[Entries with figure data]
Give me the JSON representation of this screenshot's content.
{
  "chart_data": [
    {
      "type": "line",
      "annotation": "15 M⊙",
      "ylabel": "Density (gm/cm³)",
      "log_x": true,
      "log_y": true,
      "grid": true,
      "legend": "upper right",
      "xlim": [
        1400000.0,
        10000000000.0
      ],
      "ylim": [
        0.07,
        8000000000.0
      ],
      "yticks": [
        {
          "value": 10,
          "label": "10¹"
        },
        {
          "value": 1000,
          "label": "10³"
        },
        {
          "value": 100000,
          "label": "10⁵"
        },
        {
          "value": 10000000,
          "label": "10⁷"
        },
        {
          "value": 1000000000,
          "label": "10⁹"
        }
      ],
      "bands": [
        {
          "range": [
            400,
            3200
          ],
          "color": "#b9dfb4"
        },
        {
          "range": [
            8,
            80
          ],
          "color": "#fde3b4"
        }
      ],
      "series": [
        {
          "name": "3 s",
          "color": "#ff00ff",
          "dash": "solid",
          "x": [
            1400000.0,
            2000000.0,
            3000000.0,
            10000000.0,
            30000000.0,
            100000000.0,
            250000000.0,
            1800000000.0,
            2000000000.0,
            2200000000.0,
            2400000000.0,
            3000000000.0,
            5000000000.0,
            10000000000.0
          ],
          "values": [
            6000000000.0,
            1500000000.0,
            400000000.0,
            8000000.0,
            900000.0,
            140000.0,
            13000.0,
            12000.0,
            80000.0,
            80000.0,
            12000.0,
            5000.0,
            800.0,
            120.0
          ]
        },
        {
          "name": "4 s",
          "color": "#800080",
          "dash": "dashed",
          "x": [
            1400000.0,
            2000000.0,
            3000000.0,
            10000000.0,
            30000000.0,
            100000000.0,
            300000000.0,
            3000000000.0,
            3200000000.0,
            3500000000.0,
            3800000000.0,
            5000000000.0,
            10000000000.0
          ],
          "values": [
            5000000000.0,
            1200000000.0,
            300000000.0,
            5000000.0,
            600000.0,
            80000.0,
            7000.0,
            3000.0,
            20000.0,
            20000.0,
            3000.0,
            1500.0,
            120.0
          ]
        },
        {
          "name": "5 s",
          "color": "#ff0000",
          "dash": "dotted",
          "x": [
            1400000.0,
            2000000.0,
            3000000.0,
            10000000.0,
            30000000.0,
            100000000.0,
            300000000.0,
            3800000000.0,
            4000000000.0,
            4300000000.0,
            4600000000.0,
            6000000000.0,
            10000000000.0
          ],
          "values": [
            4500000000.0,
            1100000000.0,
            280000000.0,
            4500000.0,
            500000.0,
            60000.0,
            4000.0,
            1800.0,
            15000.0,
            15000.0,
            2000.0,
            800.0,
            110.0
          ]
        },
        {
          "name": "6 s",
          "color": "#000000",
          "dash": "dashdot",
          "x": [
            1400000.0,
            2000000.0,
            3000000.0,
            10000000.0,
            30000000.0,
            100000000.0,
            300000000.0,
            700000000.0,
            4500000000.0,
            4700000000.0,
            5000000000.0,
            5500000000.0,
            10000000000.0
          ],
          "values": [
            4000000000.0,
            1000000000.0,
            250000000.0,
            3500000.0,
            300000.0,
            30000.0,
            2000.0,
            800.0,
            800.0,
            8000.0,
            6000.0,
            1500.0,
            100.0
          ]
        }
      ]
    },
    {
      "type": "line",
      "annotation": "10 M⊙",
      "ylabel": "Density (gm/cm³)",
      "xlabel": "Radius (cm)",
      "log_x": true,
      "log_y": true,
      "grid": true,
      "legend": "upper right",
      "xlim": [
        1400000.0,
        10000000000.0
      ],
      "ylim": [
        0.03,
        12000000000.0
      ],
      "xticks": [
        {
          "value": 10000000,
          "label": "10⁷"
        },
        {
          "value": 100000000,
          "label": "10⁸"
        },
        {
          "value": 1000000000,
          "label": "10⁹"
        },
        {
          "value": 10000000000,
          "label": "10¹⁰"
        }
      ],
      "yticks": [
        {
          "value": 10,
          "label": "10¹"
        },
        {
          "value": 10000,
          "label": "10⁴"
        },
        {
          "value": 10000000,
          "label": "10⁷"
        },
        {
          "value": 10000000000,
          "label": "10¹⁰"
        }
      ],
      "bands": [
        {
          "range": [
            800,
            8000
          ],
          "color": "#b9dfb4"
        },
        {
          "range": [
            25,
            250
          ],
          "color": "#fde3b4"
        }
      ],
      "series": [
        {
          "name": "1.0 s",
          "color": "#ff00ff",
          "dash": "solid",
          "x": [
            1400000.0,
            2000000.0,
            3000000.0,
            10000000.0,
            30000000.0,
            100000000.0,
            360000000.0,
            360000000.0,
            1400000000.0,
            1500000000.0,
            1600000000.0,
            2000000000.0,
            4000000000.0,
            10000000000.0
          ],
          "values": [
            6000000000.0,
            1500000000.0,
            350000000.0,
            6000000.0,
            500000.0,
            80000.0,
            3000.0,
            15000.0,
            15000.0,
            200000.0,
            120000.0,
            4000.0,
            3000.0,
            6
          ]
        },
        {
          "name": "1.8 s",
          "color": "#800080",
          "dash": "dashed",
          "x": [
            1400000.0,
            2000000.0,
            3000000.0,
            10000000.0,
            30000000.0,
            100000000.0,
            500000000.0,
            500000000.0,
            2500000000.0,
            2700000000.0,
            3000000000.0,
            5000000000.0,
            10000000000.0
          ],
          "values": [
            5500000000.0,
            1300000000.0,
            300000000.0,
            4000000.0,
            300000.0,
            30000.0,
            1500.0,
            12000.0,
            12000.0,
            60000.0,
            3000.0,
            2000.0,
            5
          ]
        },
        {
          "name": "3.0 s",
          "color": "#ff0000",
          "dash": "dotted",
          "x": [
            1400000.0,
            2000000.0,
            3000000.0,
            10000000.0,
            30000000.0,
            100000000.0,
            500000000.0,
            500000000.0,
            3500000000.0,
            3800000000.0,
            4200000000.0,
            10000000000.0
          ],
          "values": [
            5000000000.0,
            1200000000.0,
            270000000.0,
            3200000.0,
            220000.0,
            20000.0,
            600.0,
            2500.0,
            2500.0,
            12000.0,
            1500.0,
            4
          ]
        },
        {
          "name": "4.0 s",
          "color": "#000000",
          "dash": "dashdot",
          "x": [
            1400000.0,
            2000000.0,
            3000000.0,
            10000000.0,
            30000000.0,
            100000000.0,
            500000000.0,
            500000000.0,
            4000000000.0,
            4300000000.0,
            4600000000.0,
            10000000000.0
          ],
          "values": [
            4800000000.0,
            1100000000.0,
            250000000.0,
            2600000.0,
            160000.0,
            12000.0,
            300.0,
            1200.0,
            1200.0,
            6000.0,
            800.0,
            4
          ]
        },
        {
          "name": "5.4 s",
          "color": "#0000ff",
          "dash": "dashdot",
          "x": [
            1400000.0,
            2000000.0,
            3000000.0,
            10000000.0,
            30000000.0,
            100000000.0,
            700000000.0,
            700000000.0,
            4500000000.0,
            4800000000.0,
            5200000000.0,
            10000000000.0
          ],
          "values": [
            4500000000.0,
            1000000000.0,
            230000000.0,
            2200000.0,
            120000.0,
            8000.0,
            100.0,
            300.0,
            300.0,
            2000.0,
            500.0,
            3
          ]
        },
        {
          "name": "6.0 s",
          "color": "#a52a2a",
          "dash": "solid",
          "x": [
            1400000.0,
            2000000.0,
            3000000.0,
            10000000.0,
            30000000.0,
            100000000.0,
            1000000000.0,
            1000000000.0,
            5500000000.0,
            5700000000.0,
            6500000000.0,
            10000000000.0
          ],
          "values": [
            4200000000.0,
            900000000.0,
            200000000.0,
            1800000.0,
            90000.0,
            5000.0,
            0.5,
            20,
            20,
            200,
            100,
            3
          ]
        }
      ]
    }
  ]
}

Goal:
Look through the listing and extract every line with "name" in it.

Task answer:
          "name": "3 s",
          "name": "4 s",
          "name": "5 s",
          "name": "6 s",
          "name": "1.0 s",
          "name": "1.8 s",
          "name": "3.0 s",
          "name": "4.0 s",
          "name": "5.4 s",
          "name": "6.0 s",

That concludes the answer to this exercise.